Data to process:
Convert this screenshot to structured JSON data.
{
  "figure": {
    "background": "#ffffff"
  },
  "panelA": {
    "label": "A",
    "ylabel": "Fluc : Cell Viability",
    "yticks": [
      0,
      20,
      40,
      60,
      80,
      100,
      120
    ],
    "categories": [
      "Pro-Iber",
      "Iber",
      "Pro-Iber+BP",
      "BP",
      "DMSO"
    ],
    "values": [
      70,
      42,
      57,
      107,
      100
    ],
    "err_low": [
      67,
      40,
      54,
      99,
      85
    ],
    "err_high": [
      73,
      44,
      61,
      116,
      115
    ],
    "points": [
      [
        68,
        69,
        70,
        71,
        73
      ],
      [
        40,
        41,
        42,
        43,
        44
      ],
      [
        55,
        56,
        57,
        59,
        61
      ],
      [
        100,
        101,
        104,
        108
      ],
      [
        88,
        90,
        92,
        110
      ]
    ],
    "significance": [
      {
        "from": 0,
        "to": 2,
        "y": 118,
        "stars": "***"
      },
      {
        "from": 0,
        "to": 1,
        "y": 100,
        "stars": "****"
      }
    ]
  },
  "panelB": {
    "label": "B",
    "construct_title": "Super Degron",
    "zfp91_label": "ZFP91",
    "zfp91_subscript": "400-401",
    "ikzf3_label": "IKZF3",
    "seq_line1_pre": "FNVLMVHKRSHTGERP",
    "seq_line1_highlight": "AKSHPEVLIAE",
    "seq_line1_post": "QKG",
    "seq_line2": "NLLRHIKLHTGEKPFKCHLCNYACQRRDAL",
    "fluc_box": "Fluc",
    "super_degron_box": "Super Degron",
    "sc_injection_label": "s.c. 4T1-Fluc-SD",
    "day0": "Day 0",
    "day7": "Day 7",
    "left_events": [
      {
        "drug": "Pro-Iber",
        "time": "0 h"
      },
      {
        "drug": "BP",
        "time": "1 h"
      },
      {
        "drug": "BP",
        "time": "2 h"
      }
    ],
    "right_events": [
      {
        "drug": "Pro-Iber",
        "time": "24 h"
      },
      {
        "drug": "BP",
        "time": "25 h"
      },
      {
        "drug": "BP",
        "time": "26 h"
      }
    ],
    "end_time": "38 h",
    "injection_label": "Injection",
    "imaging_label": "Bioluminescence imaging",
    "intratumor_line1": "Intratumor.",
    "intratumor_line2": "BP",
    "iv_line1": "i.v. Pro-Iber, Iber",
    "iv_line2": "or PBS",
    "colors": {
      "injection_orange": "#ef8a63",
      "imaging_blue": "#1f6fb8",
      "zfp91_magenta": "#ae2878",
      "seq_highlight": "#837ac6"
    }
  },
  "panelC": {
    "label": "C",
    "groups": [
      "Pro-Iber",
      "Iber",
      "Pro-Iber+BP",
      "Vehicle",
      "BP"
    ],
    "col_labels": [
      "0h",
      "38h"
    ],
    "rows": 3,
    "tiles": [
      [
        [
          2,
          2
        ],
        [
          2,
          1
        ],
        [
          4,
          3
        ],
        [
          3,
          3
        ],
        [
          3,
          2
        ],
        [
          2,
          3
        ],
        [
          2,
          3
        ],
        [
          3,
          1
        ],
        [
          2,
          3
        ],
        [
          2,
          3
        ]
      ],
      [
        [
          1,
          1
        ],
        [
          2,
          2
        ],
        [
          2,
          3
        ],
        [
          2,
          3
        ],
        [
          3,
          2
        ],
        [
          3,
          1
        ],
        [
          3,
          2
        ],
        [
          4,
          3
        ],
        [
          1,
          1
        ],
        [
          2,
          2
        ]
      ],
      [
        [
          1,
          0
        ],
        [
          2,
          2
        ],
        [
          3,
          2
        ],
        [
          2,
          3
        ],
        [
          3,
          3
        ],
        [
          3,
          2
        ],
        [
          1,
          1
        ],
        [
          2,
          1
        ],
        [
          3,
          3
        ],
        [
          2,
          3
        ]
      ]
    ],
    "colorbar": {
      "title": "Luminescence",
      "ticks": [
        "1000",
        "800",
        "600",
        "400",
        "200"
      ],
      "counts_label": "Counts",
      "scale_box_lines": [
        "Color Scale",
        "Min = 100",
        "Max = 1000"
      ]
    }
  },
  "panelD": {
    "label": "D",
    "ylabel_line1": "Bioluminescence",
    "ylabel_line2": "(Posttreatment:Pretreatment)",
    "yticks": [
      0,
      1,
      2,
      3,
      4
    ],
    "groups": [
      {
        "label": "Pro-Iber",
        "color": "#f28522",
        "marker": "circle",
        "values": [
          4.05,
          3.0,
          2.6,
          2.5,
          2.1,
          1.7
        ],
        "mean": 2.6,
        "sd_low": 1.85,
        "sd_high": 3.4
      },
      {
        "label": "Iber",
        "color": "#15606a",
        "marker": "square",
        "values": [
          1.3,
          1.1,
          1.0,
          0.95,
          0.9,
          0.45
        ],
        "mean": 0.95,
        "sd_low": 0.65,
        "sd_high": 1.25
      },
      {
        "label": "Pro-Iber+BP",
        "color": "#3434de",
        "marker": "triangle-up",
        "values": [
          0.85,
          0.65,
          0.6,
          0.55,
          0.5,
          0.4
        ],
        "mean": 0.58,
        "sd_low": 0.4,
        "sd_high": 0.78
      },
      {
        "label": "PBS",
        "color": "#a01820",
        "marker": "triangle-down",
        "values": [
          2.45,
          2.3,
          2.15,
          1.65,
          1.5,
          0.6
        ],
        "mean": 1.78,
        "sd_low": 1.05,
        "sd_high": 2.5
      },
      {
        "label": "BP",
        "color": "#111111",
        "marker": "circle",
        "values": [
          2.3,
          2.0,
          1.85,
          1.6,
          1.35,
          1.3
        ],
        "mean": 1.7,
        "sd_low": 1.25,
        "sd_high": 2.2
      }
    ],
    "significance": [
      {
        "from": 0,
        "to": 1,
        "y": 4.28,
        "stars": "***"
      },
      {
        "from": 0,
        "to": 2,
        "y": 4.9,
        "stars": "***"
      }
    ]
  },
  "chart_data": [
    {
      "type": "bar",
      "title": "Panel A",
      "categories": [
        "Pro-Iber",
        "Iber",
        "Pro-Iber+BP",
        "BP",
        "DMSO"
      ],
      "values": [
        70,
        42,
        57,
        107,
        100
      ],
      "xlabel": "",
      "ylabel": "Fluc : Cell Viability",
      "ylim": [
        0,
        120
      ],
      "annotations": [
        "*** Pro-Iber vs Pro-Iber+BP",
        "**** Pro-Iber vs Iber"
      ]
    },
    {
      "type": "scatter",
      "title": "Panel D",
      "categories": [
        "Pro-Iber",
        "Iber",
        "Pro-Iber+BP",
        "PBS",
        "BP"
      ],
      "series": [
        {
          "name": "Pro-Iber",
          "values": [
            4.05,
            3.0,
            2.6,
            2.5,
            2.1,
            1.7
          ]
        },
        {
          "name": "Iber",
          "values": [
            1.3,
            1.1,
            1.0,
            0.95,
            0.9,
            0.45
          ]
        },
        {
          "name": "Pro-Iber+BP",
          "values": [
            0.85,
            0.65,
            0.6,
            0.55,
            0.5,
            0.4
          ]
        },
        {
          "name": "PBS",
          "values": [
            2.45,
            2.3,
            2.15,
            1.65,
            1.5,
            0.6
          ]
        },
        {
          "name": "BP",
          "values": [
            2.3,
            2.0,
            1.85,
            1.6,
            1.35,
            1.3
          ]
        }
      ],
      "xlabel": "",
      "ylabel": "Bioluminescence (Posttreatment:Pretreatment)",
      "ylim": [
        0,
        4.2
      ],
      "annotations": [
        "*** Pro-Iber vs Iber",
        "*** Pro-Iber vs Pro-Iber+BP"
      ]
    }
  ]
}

Work instruction: Each of the records shown above needs to be repeated exactly.

Answer area:
Convert this screenshot to structured JSON data.
{
  "figure": {
    "background": "#ffffff"
  },
  "panelA": {
    "label": "A",
    "ylabel": "Fluc : Cell Viability",
    "yticks": [
      0,
      20,
      40,
      60,
      80,
      100,
      120
    ],
    "categories": [
      "Pro-Iber",
      "Iber",
      "Pro-Iber+BP",
      "BP",
      "DMSO"
    ],
    "values": [
      70,
      42,
      57,
      107,
      100
    ],
    "err_low": [
      67,
      40,
      54,
      99,
      85
    ],
    "err_high": [
      73,
      44,
      61,
      116,
      115
    ],
    "points": [
      [
        68,
        69,
        70,
        71,
        73
      ],
      [
        40,
        41,
        42,
        43,
        44
      ],
      [
        55,
        56,
        57,
        59,
        61
      ],
      [
        100,
        101,
        104,
        108
      ],
      [
        88,
        90,
        92,
        110
      ]
    ],
    "significance": [
      {
        "from": 0,
        "to": 2,
        "y": 118,
        "stars": "***"
      },
      {
        "from": 0,
        "to": 1,
        "y": 100,
        "stars": "****"
      }
    ]
  },
  "panelB": {
    "label": "B",
    "construct_title": "Super Degron",
    "zfp91_label": "ZFP91",
    "zfp91_subscript": "400-401",
    "ikzf3_label": "IKZF3",
    "seq_line1_pre": "FNVLMVHKRSHTGERP",
    "seq_line1_highlight": "AKSHPEVLIAE",
    "seq_line1_post": "QKG",
    "seq_line2": "NLLRHIKLHTGEKPFKCHLCNYACQRRDAL",
    "fluc_box": "Fluc",
    "super_degron_box": "Super Degron",
    "sc_injection_label": "s.c. 4T1-Fluc-SD",
    "day0": "Day 0",
    "day7": "Day 7",
    "left_events": [
      {
        "drug": "Pro-Iber",
        "time": "0 h"
      },
      {
        "drug": "BP",
        "time": "1 h"
      },
      {
        "drug": "BP",
        "time": "2 h"
      }
    ],
    "right_events": [
      {
        "drug": "Pro-Iber",
        "time": "24 h"
      },
      {
        "drug": "BP",
        "time": "25 h"
      },
      {
        "drug": "BP",
        "time": "26 h"
      }
    ],
    "end_time": "38 h",
    "injection_label": "Injection",
    "imaging_label": "Bioluminescence imaging",
    "intratumor_line1": "Intratumor.",
    "intratumor_line2": "BP",
    "iv_line1": "i.v. Pro-Iber, Iber",
    "iv_line2": "or PBS",
    "colors": {
      "injection_orange": "#ef8a63",
      "imaging_blue": "#1f6fb8",
      "zfp91_magenta": "#ae2878",
      "seq_highlight": "#837ac6"
    }
  },
  "panelC": {
    "label": "C",
    "groups": [
      "Pro-Iber",
      "Iber",
      "Pro-Iber+BP",
      "Vehicle",
      "BP"
    ],
    "col_labels": [
      "0h",
      "38h"
    ],
    "rows": 3,
    "tiles": [
      [
        [
          2,
          2
        ],
        [
          2,
          1
        ],
        [
          4,
          3
        ],
        [
          3,
          3
        ],
        [
          3,
          2
        ],
        [
          2,
          3
        ],
        [
          2,
          3
        ],
        [
          3,
          1
        ],
        [
          2,
          3
        ],
        [
          2,
          3
        ]
      ],
      [
        [
          1,
          1
        ],
        [
          2,
          2
        ],
        [
          2,
          3
        ],
        [
          2,
          3
        ],
        [
          3,
          2
        ],
        [
          3,
          1
        ],
        [
          3,
          2
        ],
        [
          4,
          3
        ],
        [
          1,
          1
        ],
        [
          2,
          2
        ]
      ],
      [
        [
          1,
          0
        ],
        [
          2,
          2
        ],
        [
          3,
          2
        ],
        [
          2,
          3
        ],
        [
          3,
          3
        ],
        [
          3,
          2
        ],
        [
          1,
          1
        ],
        [
          2,
          1
        ],
        [
          3,
          3
        ],
        [
          2,
          3
        ]
      ]
    ],
    "colorbar": {
      "title": "Luminescence",
      "ticks": [
        "1000",
        "800",
        "600",
        "400",
        "200"
      ],
      "counts_label": "Counts",
      "scale_box_lines": [
        "Color Scale",
        "Min = 100",
        "Max = 1000"
      ]
    }
  },
  "panelD": {
    "label": "D",
    "ylabel_line1": "Bioluminescence",
    "ylabel_line2": "(Posttreatment:Pretreatment)",
    "yticks": [
      0,
      1,
      2,
      3,
      4
    ],
    "groups": [
      {
        "label": "Pro-Iber",
        "color": "#f28522",
        "marker": "circle",
        "values": [
          4.05,
          3.0,
          2.6,
          2.5,
          2.1,
          1.7
        ],
        "mean": 2.6,
        "sd_low": 1.85,
        "sd_high": 3.4
      },
      {
        "label": "Iber",
        "color": "#15606a",
        "marker": "square",
        "values": [
          1.3,
          1.1,
          1.0,
          0.95,
          0.9,
          0.45
        ],
        "mean": 0.95,
        "sd_low": 0.65,
        "sd_high": 1.25
      },
      {
        "label": "Pro-Iber+BP",
        "color": "#3434de",
        "marker": "triangle-up",
        "values": [
          0.85,
          0.65,
          0.6,
          0.55,
          0.5,
          0.4
        ],
        "mean": 0.58,
        "sd_low": 0.4,
        "sd_high": 0.78
      },
      {
        "label": "PBS",
        "color": "#a01820",
        "marker": "triangle-down",
        "values": [
          2.45,
          2.3,
          2.15,
          1.65,
          1.5,
          0.6
        ],
        "mean": 1.78,
        "sd_low": 1.05,
        "sd_high": 2.5
      },
      {
        "label": "BP",
        "color": "#111111",
        "marker": "circle",
        "values": [
          2.3,
          2.0,
          1.85,
          1.6,
          1.35,
          1.3
        ],
        "mean": 1.7,
        "sd_low": 1.25,
        "sd_high": 2.2
      }
    ],
    "significance": [
      {
        "from": 0,
        "to": 1,
        "y": 4.28,
        "stars": "***"
      },
      {
        "from": 0,
        "to": 2,
        "y": 4.9,
        "stars": "***"
      }
    ]
  },
  "chart_data": [
    {
      "type": "bar",
      "title": "Panel A",
      "categories": [
        "Pro-Iber",
        "Iber",
        "Pro-Iber+BP",
        "BP",
        "DMSO"
      ],
      "values": [
        70,
        42,
        57,
        107,
        100
      ],
      "xlabel": "",
      "ylabel": "Fluc : Cell Viability",
      "ylim": [
        0,
        120
      ],
      "annotations": [
        "*** Pro-Iber vs Pro-Iber+BP",
        "**** Pro-Iber vs Iber"
      ]
    },
    {
      "type": "scatter",
      "title": "Panel D",
      "categories": [
        "Pro-Iber",
        "Iber",
        "Pro-Iber+BP",
        "PBS",
        "BP"
      ],
      "series": [
        {
          "name": "Pro-Iber",
          "values": [
            4.05,
            3.0,
            2.6,
            2.5,
            2.1,
            1.7
          ]
        },
        {
          "name": "Iber",
          "values": [
            1.3,
            1.1,
            1.0,
            0.95,
            0.9,
            0.45
          ]
        },
        {
          "name": "Pro-Iber+BP",
          "values": [
            0.85,
            0.65,
            0.6,
            0.55,
            0.5,
            0.4
          ]
        },
        {
          "name": "PBS",
          "values": [
            2.45,
            2.3,
            2.15,
            1.65,
            1.5,
            0.6
          ]
        },
        {
          "name": "BP",
          "values": [
            2.3,
            2.0,
            1.85,
            1.6,
            1.35,
            1.3
          ]
        }
      ],
      "xlabel": "",
      "ylabel": "Bioluminescence (Posttreatment:Pretreatment)",
      "ylim": [
        0,
        4.2
      ],
      "annotations": [
        "*** Pro-Iber vs Iber",
        "*** Pro-Iber vs Pro-Iber+BP"
      ]
    }
  ]
}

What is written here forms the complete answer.